YOUR OBJECTIVE — The answer should be a single number: how many lines of the entries below hold the word "text".

PROVIDED ENTRIES —
★ ★ ★
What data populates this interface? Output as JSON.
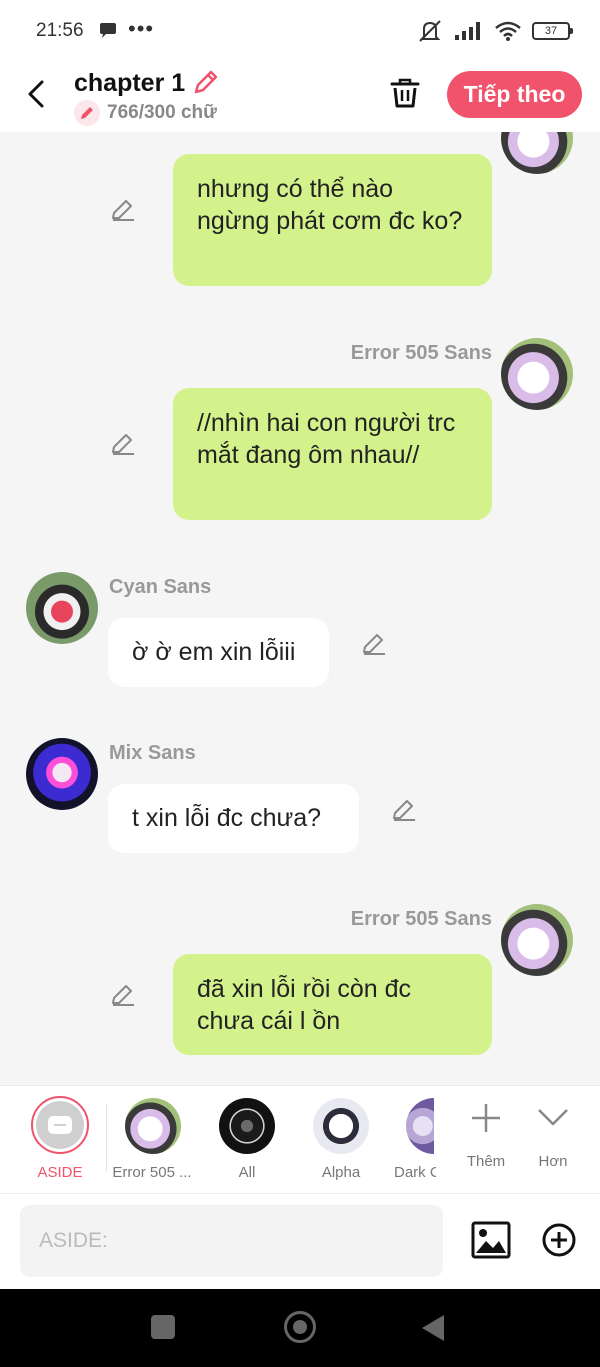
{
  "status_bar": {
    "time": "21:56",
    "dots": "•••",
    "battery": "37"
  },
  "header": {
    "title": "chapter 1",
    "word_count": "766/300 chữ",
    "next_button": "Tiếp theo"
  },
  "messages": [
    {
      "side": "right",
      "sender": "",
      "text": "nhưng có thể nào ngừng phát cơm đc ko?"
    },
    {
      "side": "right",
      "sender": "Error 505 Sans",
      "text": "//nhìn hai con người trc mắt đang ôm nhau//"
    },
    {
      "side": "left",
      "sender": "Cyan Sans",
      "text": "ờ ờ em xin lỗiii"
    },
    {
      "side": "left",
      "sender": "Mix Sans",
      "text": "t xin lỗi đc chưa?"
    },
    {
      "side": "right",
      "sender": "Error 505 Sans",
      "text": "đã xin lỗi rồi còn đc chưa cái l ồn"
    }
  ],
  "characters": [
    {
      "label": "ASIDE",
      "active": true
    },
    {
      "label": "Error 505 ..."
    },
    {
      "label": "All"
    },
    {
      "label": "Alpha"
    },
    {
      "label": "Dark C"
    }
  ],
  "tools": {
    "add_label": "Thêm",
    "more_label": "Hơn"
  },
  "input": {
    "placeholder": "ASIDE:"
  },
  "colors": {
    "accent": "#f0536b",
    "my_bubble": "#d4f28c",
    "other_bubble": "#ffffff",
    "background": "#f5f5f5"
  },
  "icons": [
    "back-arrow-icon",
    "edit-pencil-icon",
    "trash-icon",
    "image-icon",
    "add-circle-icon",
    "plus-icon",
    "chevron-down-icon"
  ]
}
★ ★ ★
TASK SOLUTION — 5